[Figure contents as structured data]
◇ ◇ ◇ ◇ ◇
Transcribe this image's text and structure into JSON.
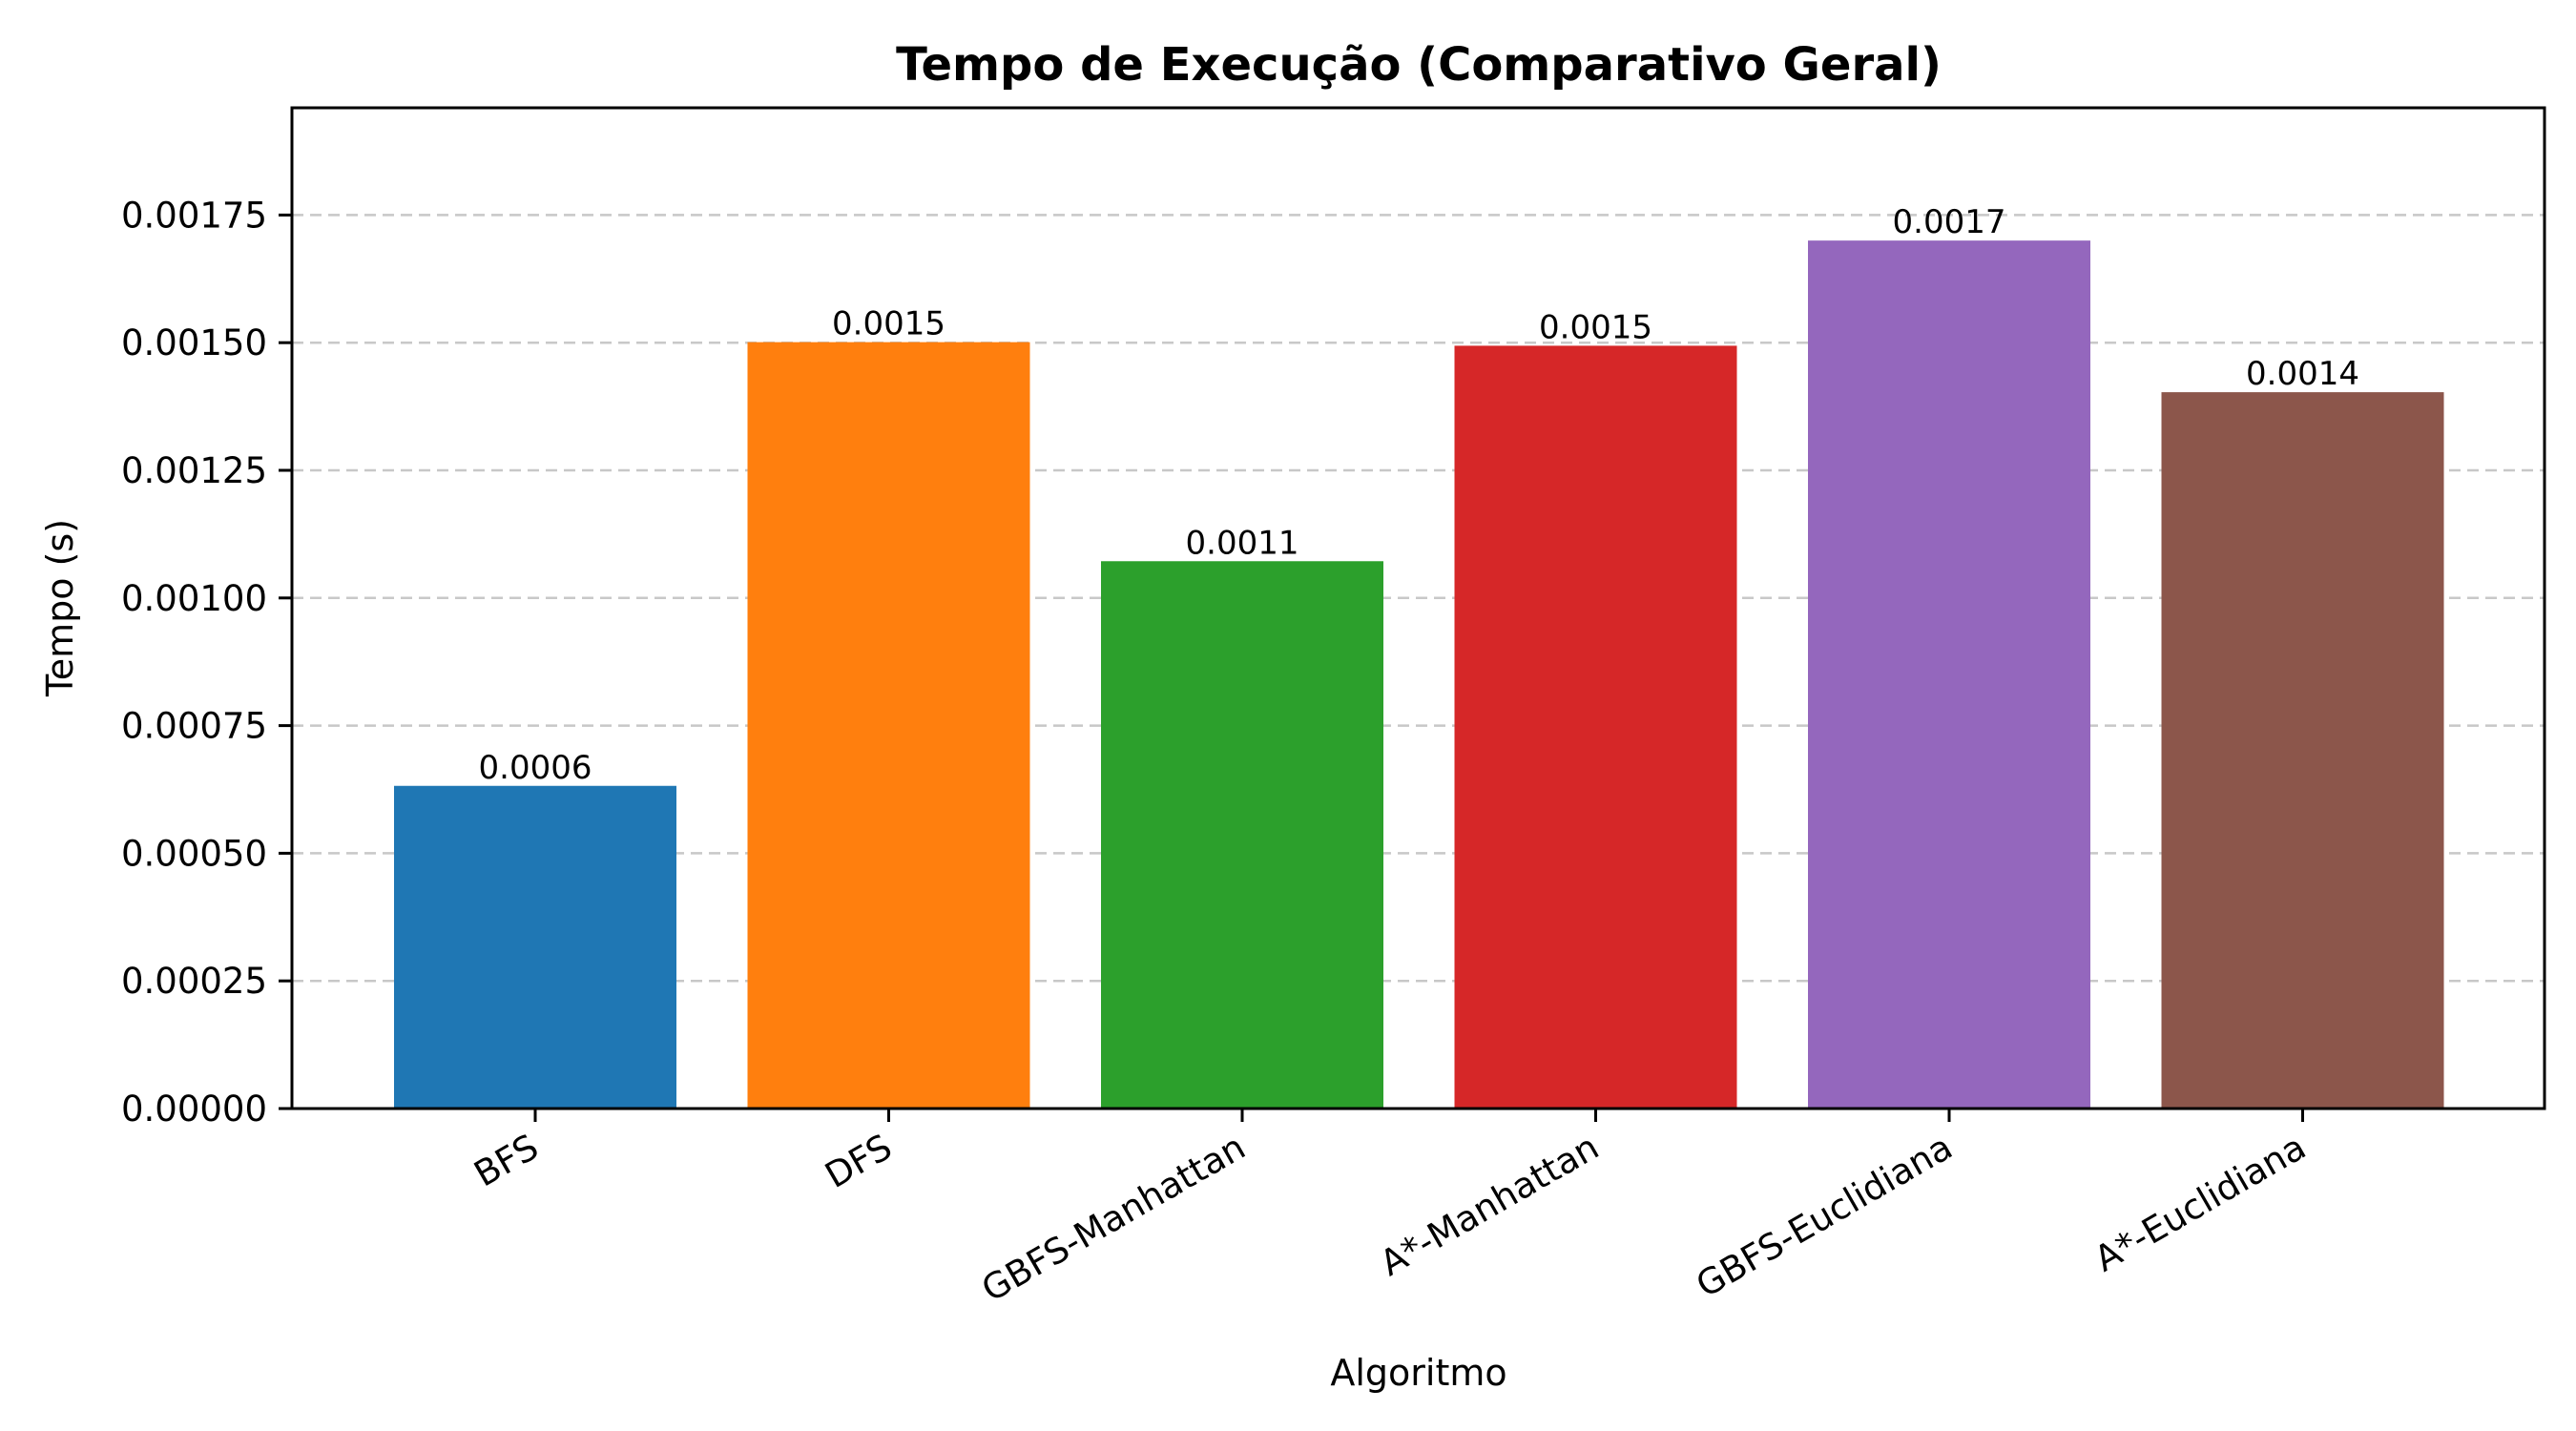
{
  "chart_data": {
    "type": "bar",
    "title": "Tempo de Execução (Comparativo Geral)",
    "xlabel": "Algoritmo",
    "ylabel": "Tempo (s)",
    "categories": [
      "BFS",
      "DFS",
      "GBFS-Manhattan",
      "A*-Manhattan",
      "GBFS-Euclidiana",
      "A*-Euclidiana"
    ],
    "values": [
      0.000632,
      0.001501,
      0.001072,
      0.001494,
      0.0017,
      0.001403
    ],
    "data_labels": [
      "0.0006",
      "0.0015",
      "0.0011",
      "0.0015",
      "0.0017",
      "0.0014"
    ],
    "colors": [
      "#1f77b4",
      "#ff7f0e",
      "#2ca02c",
      "#d62728",
      "#9467bd",
      "#8c564b"
    ],
    "ylim": [
      0,
      0.00196
    ],
    "yticks": [
      0,
      0.00025,
      0.0005,
      0.00075,
      0.001,
      0.00125,
      0.0015,
      0.00175
    ],
    "ytick_labels": [
      "0.00000",
      "0.00025",
      "0.00050",
      "0.00075",
      "0.00100",
      "0.00125",
      "0.00150",
      "0.00175"
    ],
    "grid": "y-dashed",
    "legend": "none"
  }
}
◇ ◇ ◇ ◇ ◇
| What is needed |
Give the material again exactly as it is, but keep the pictures out.

| Answer to this problem |
Transcribe this image's text and structure into JSON.
{
  "chart_data": {
    "type": "bar",
    "title": "Tempo de Execução (Comparativo Geral)",
    "xlabel": "Algoritmo",
    "ylabel": "Tempo (s)",
    "categories": [
      "BFS",
      "DFS",
      "GBFS-Manhattan",
      "A*-Manhattan",
      "GBFS-Euclidiana",
      "A*-Euclidiana"
    ],
    "values": [
      0.000632,
      0.001501,
      0.001072,
      0.001494,
      0.0017,
      0.001403
    ],
    "data_labels": [
      "0.0006",
      "0.0015",
      "0.0011",
      "0.0015",
      "0.0017",
      "0.0014"
    ],
    "colors": [
      "#1f77b4",
      "#ff7f0e",
      "#2ca02c",
      "#d62728",
      "#9467bd",
      "#8c564b"
    ],
    "ylim": [
      0,
      0.00196
    ],
    "yticks": [
      0,
      0.00025,
      0.0005,
      0.00075,
      0.001,
      0.00125,
      0.0015,
      0.00175
    ],
    "ytick_labels": [
      "0.00000",
      "0.00025",
      "0.00050",
      "0.00075",
      "0.00100",
      "0.00125",
      "0.00150",
      "0.00175"
    ],
    "grid": "y-dashed",
    "legend": "none"
  }
}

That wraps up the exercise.